Spatial annotation entries:
** Start **

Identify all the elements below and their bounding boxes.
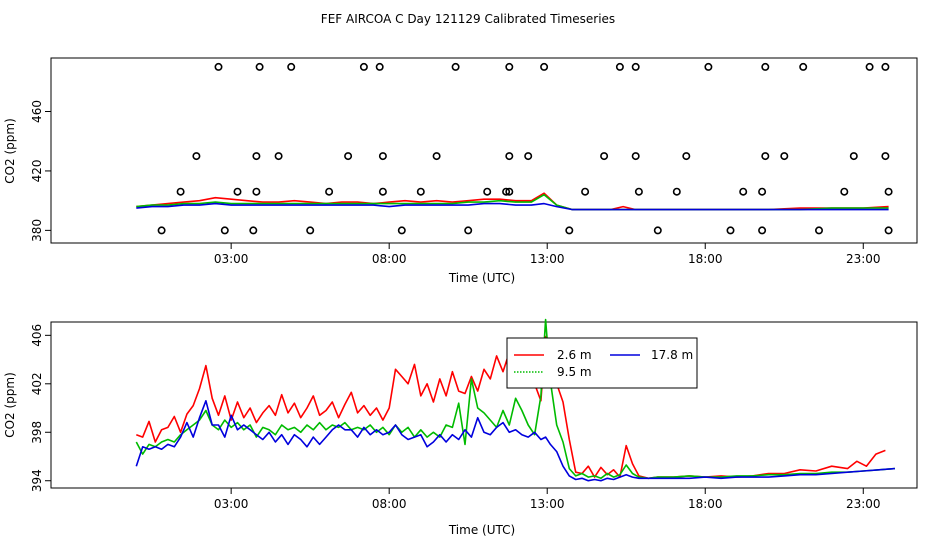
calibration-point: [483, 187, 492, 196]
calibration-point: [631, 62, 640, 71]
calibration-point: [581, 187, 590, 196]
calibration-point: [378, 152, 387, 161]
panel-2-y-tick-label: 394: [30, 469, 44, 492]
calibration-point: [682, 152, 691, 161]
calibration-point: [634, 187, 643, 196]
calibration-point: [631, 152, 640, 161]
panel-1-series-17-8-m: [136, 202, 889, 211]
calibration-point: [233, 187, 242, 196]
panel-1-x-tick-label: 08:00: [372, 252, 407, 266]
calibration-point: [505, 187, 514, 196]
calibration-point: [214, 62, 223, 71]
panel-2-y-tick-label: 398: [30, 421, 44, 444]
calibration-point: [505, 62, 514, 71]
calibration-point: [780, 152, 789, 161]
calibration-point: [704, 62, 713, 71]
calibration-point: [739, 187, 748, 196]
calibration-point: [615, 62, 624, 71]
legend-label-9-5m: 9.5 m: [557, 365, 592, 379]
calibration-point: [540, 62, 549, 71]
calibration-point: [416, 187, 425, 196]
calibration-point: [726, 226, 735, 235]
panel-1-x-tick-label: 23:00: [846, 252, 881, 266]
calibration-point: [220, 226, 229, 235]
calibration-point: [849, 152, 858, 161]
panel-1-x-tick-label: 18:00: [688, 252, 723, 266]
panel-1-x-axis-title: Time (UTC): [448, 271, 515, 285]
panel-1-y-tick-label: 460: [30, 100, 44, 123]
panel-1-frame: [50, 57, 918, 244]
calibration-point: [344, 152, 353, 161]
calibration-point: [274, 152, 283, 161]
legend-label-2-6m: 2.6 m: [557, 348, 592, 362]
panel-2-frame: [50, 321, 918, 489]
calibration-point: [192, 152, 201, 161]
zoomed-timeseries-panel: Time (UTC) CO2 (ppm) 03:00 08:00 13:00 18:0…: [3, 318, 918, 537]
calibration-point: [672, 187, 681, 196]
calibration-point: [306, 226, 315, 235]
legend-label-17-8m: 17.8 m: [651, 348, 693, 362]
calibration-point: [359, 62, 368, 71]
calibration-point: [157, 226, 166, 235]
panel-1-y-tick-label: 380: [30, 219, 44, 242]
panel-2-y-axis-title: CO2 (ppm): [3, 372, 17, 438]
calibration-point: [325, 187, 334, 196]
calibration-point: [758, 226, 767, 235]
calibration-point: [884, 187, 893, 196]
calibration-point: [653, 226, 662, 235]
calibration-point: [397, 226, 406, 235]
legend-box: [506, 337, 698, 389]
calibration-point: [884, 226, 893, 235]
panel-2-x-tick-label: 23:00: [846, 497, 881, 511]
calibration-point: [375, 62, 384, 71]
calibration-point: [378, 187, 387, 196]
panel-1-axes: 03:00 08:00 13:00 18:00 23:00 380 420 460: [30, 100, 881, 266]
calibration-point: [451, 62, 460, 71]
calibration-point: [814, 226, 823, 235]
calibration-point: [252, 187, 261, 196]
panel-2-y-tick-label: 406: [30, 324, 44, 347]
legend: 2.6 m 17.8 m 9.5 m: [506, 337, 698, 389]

** End **

> AIM OF THE EXERCISE
Set out the lines above as a Markdown table with the columns "No." and "Entry", one numbered row per line. Skip blank lines and leave the picture out.

> EXERCISE RESPONSE
| No. | Entry |
|---|---|
| 1 | Identify all the elements below and their bounding boxes. |
| 2 | calibration-point: [483, 187, 492, 196] |
| 3 | calibration-point: [631, 62, 640, 71] |
| 4 | calibration-point: [581, 187, 590, 196] |
| 5 | calibration-point: [378, 152, 387, 161] |
| 6 | panel-2-y-tick-label: 394: [30, 469, 44, 492] |
| 7 | calibration-point: [682, 152, 691, 161] |
| 8 | calibration-point: [634, 187, 643, 196] |
| 9 | calibration-point: [631, 152, 640, 161] |
| 10 | panel-1-series-17-8-m: [136, 202, 889, 211] |
| 11 | calibration-point: [233, 187, 242, 196] |
| 12 | panel-1-x-tick-label: 08:00: [372, 252, 407, 266] |
| 13 | calibration-point: [505, 187, 514, 196] |
| 14 | calibration-point: [214, 62, 223, 71] |
| 15 | panel-2-y-tick-label: 398: [30, 421, 44, 444] |
| 16 | calibration-point: [505, 62, 514, 71] |
| 17 | calibration-point: [780, 152, 789, 161] |
| 18 | calibration-point: [704, 62, 713, 71] |
| 19 | calibration-point: [739, 187, 748, 196] |
| 20 | calibration-point: [615, 62, 624, 71] |
| 21 | legend-label-9-5m: 9.5 m: [557, 365, 592, 379] |
| 22 | calibration-point: [540, 62, 549, 71] |
| 23 | calibration-point: [416, 187, 425, 196] |
| 24 | calibration-point: [726, 226, 735, 235] |
| 25 | panel-1-x-tick-label: 23:00: [846, 252, 881, 266] |
| 26 | calibration-point: [220, 226, 229, 235] |
| 27 | calibration-point: [849, 152, 858, 161] |
| 28 | panel-1-x-tick-label: 18:00: [688, 252, 723, 266] |
| 29 | panel-1-x-axis-title: Time (UTC): [448, 271, 515, 285] |
| 30 | panel-1-y-tick-label: 460: [30, 100, 44, 123] |
| 31 | panel-1-frame: [50, 57, 918, 244] |
| 32 | calibration-point: [344, 152, 353, 161] |
| 33 | calibration-point: [274, 152, 283, 161] |
| 34 | legend-label-2-6m: 2.6 m: [557, 348, 592, 362] |
| 35 | panel-2-frame: [50, 321, 918, 489] |
| 36 | calibration-point: [192, 152, 201, 161] |
| 37 | zoomed-timeseries-panel: Time (UTC) CO2 (ppm) 03:00 08:00 13:00 18:0…: [3, 318, 918, 537] |
| 38 | calibration-point: [672, 187, 681, 196] |
| 39 | calibration-point: [306, 226, 315, 235] |
| 40 | legend-label-17-8m: 17.8 m: [651, 348, 693, 362] |
| 41 | calibration-point: [359, 62, 368, 71] |
| 42 | calibration-point: [157, 226, 166, 235] |
| 43 | panel-1-y-tick-label: 380: [30, 219, 44, 242] |
| 44 | panel-2-y-axis-title: CO2 (ppm): [3, 372, 17, 438] |
| 45 | calibration-point: [325, 187, 334, 196] |
| 46 | calibration-point: [758, 226, 767, 235] |
| 47 | calibration-point: [884, 187, 893, 196] |
| 48 | calibration-point: [653, 226, 662, 235] |
| 49 | calibration-point: [397, 226, 406, 235] |
| 50 | legend-box: [506, 337, 698, 389] |
| 51 | calibration-point: [884, 226, 893, 235] |
| 52 | panel-2-x-tick-label: 23:00: [846, 497, 881, 511] |
| 53 | calibration-point: [375, 62, 384, 71] |
| 54 | calibration-point: [378, 187, 387, 196] |
| 55 | panel-1-axes: 03:00 08:00 13:00 18:00 23:00 380 420 460: [30, 100, 881, 266] |
| 56 | calibration-point: [451, 62, 460, 71] |
| 57 | calibration-point: [814, 226, 823, 235] |
| 58 | calibration-point: [252, 187, 261, 196] |
| 59 | panel-2-y-tick-label: 406: [30, 324, 44, 347] |
| 60 | legend: 2.6 m 17.8 m 9.5 m: [506, 337, 698, 389] |